[Direction]:
Each line of the material must be repeated precisely, with the pictures left out.

[The data]:
▬▬▬
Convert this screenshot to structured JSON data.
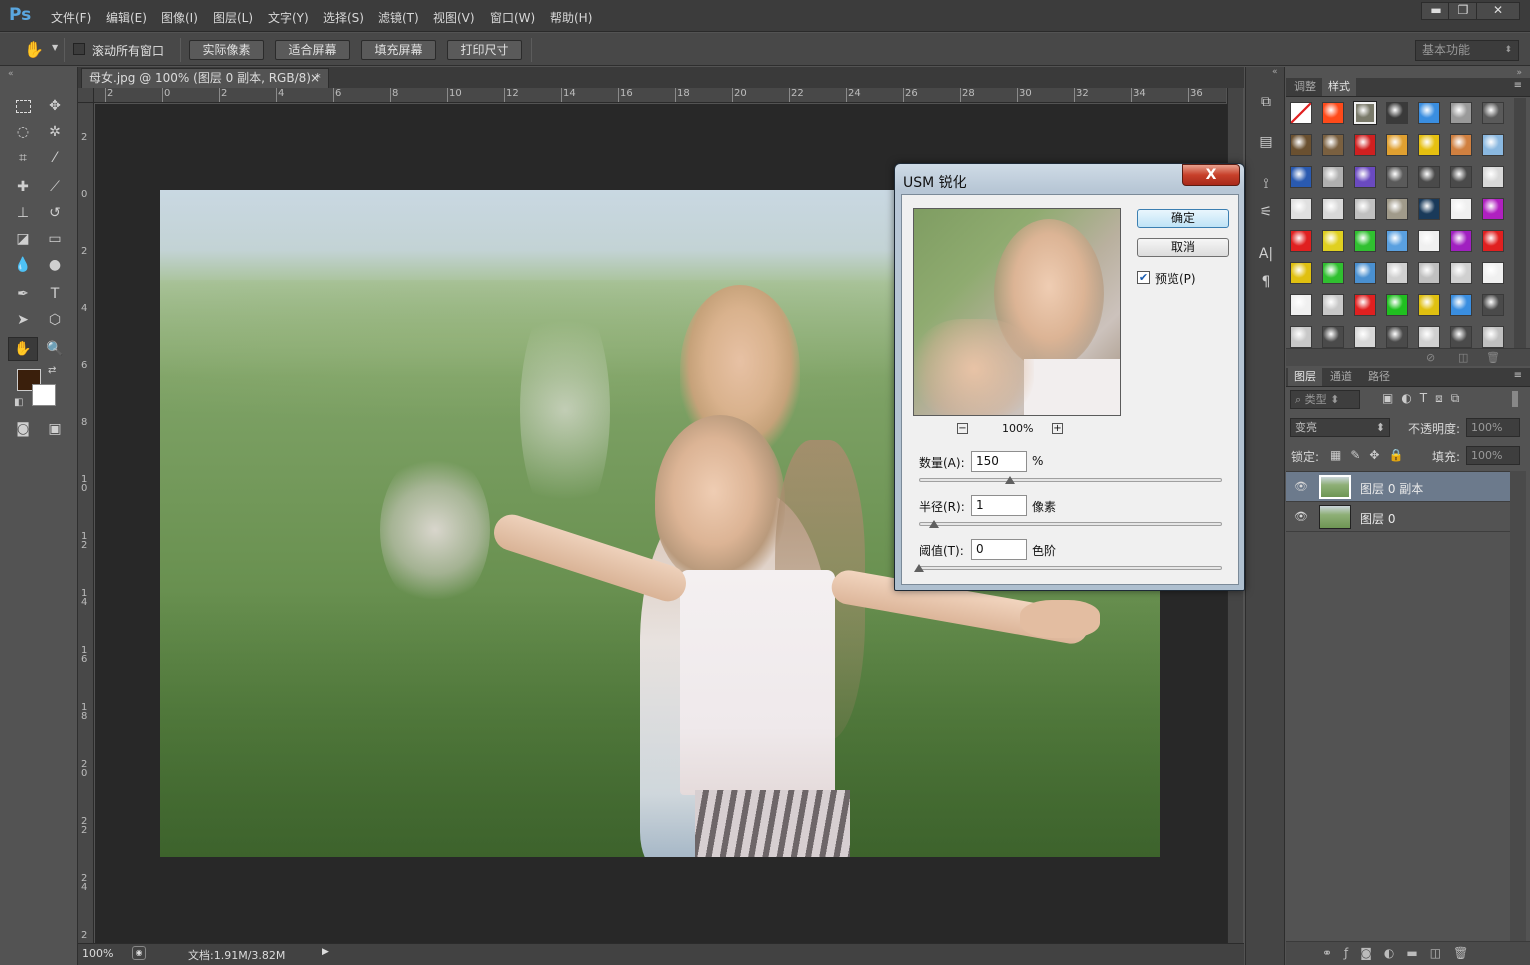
{
  "app": {
    "logo": "Ps",
    "menu": [
      "文件(F)",
      "编辑(E)",
      "图像(I)",
      "图层(L)",
      "文字(Y)",
      "选择(S)",
      "滤镜(T)",
      "视图(V)",
      "窗口(W)",
      "帮助(H)"
    ],
    "window_buttons": {
      "minimize": "▬",
      "restore": "❐",
      "close": "✕"
    }
  },
  "options": {
    "scroll_all_label": "滚动所有窗口",
    "buttons": [
      "实际像素",
      "适合屏幕",
      "填充屏幕",
      "打印尺寸"
    ],
    "workspace": "基本功能"
  },
  "document": {
    "tab_title": "母女.jpg @ 100% (图层 0 副本, RGB/8) *",
    "tab_close": "×",
    "ruler_h_labels": [
      "2",
      "0",
      "2",
      "4",
      "6",
      "8",
      "10",
      "12",
      "14",
      "16",
      "18",
      "20",
      "22",
      "24",
      "26",
      "28",
      "30",
      "32",
      "34",
      "36"
    ],
    "ruler_v_labels": [
      "2",
      "0",
      "2",
      "4",
      "6",
      "8",
      "1 0",
      "1 2",
      "1 4",
      "1 6",
      "1 8",
      "2 0",
      "2 2",
      "2 4",
      "2"
    ],
    "status_zoom": "100%",
    "status_doc": "文档:1.91M/3.82M",
    "foreground_color": "#3a1f0c",
    "background_color": "#ffffff"
  },
  "usm_dialog": {
    "title": "USM 锐化",
    "close": "X",
    "ok_label": "确定",
    "cancel_label": "取消",
    "preview_label": "预览(P)",
    "preview_checked": true,
    "zoom_minus": "−",
    "zoom_value": "100%",
    "zoom_plus": "+",
    "amount_label": "数量(A):",
    "amount_value": "150",
    "amount_unit": "%",
    "amount_fraction": 0.3,
    "radius_label": "半径(R):",
    "radius_value": "1",
    "radius_unit": "像素",
    "radius_fraction": 0.05,
    "threshold_label": "阈值(T):",
    "threshold_value": "0",
    "threshold_unit": "色阶",
    "threshold_fraction": 0.0
  },
  "panels": {
    "top_tabs": [
      "调整",
      "样式"
    ],
    "layer_tabs": [
      "图层",
      "通道",
      "路径"
    ],
    "kind_filter": "类型",
    "blend_mode": "变亮",
    "opacity_label": "不透明度:",
    "opacity_value": "100%",
    "lock_label": "锁定:",
    "fill_label": "填充:",
    "fill_value": "100%",
    "layers": [
      {
        "name": "图层 0 副本",
        "selected": true
      },
      {
        "name": "图层 0",
        "selected": false
      }
    ]
  },
  "styles": [
    [
      "#ffffff",
      "#ff4a1a",
      "#7a7a6a",
      "#3a3a3a",
      "#3a8ee0",
      "#9a9a9a",
      "#5a5a5a"
    ],
    [
      "#6a5030",
      "#7a6040",
      "#d02020",
      "#e0a030",
      "#e6c010",
      "#d08040",
      "#8ab8e0"
    ],
    [
      "#2a5ab0",
      "#b0b0b0",
      "#6a4ac0",
      "#5a5a5a",
      "#4a4a4a",
      "#4a4a4a",
      "#d8d8d8"
    ],
    [
      "#e0e0e0",
      "#d8d8d8",
      "#c0c0c0",
      "#a09a8a",
      "#1a3a5a",
      "#f0f0f0",
      "#b020c0"
    ],
    [
      "#e02020",
      "#e0d020",
      "#30c030",
      "#5aa0e0",
      "#f0f0f0",
      "#a020c0",
      "#e02020"
    ],
    [
      "#e0c010",
      "#30c030",
      "#4a90d0",
      "#d0d0d0",
      "#c0c0c0",
      "#d0d0d0",
      "#f0f0f0"
    ],
    [
      "#f0f0f0",
      "#c8c8c8",
      "#e02020",
      "#20c020",
      "#e0c010",
      "#3a8ee0",
      "#4a4a4a"
    ],
    [
      "#c8c8c8",
      "#4a4a4a",
      "#d8d8d8",
      "#4a4a4a",
      "#d0d0d0",
      "#4a4a4a",
      "#c0c0c0"
    ]
  ]
}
▬▬▬
[The solution]:
Convert this screenshot to structured JSON data.
{
  "app": {
    "logo": "Ps",
    "menu": [
      "文件(F)",
      "编辑(E)",
      "图像(I)",
      "图层(L)",
      "文字(Y)",
      "选择(S)",
      "滤镜(T)",
      "视图(V)",
      "窗口(W)",
      "帮助(H)"
    ],
    "window_buttons": {
      "minimize": "▬",
      "restore": "❐",
      "close": "✕"
    }
  },
  "options": {
    "scroll_all_label": "滚动所有窗口",
    "buttons": [
      "实际像素",
      "适合屏幕",
      "填充屏幕",
      "打印尺寸"
    ],
    "workspace": "基本功能"
  },
  "document": {
    "tab_title": "母女.jpg @ 100% (图层 0 副本, RGB/8) *",
    "tab_close": "×",
    "ruler_h_labels": [
      "2",
      "0",
      "2",
      "4",
      "6",
      "8",
      "10",
      "12",
      "14",
      "16",
      "18",
      "20",
      "22",
      "24",
      "26",
      "28",
      "30",
      "32",
      "34",
      "36"
    ],
    "ruler_v_labels": [
      "2",
      "0",
      "2",
      "4",
      "6",
      "8",
      "1 0",
      "1 2",
      "1 4",
      "1 6",
      "1 8",
      "2 0",
      "2 2",
      "2 4",
      "2"
    ],
    "status_zoom": "100%",
    "status_doc": "文档:1.91M/3.82M",
    "foreground_color": "#3a1f0c",
    "background_color": "#ffffff"
  },
  "usm_dialog": {
    "title": "USM 锐化",
    "close": "X",
    "ok_label": "确定",
    "cancel_label": "取消",
    "preview_label": "预览(P)",
    "preview_checked": true,
    "zoom_minus": "−",
    "zoom_value": "100%",
    "zoom_plus": "+",
    "amount_label": "数量(A):",
    "amount_value": "150",
    "amount_unit": "%",
    "amount_fraction": 0.3,
    "radius_label": "半径(R):",
    "radius_value": "1",
    "radius_unit": "像素",
    "radius_fraction": 0.05,
    "threshold_label": "阈值(T):",
    "threshold_value": "0",
    "threshold_unit": "色阶",
    "threshold_fraction": 0.0
  },
  "panels": {
    "top_tabs": [
      "调整",
      "样式"
    ],
    "layer_tabs": [
      "图层",
      "通道",
      "路径"
    ],
    "kind_filter": "类型",
    "blend_mode": "变亮",
    "opacity_label": "不透明度:",
    "opacity_value": "100%",
    "lock_label": "锁定:",
    "fill_label": "填充:",
    "fill_value": "100%",
    "layers": [
      {
        "name": "图层 0 副本",
        "selected": true
      },
      {
        "name": "图层 0",
        "selected": false
      }
    ]
  },
  "styles": [
    [
      "#ffffff",
      "#ff4a1a",
      "#7a7a6a",
      "#3a3a3a",
      "#3a8ee0",
      "#9a9a9a",
      "#5a5a5a"
    ],
    [
      "#6a5030",
      "#7a6040",
      "#d02020",
      "#e0a030",
      "#e6c010",
      "#d08040",
      "#8ab8e0"
    ],
    [
      "#2a5ab0",
      "#b0b0b0",
      "#6a4ac0",
      "#5a5a5a",
      "#4a4a4a",
      "#4a4a4a",
      "#d8d8d8"
    ],
    [
      "#e0e0e0",
      "#d8d8d8",
      "#c0c0c0",
      "#a09a8a",
      "#1a3a5a",
      "#f0f0f0",
      "#b020c0"
    ],
    [
      "#e02020",
      "#e0d020",
      "#30c030",
      "#5aa0e0",
      "#f0f0f0",
      "#a020c0",
      "#e02020"
    ],
    [
      "#e0c010",
      "#30c030",
      "#4a90d0",
      "#d0d0d0",
      "#c0c0c0",
      "#d0d0d0",
      "#f0f0f0"
    ],
    [
      "#f0f0f0",
      "#c8c8c8",
      "#e02020",
      "#20c020",
      "#e0c010",
      "#3a8ee0",
      "#4a4a4a"
    ],
    [
      "#c8c8c8",
      "#4a4a4a",
      "#d8d8d8",
      "#4a4a4a",
      "#d0d0d0",
      "#4a4a4a",
      "#c0c0c0"
    ]
  ]
}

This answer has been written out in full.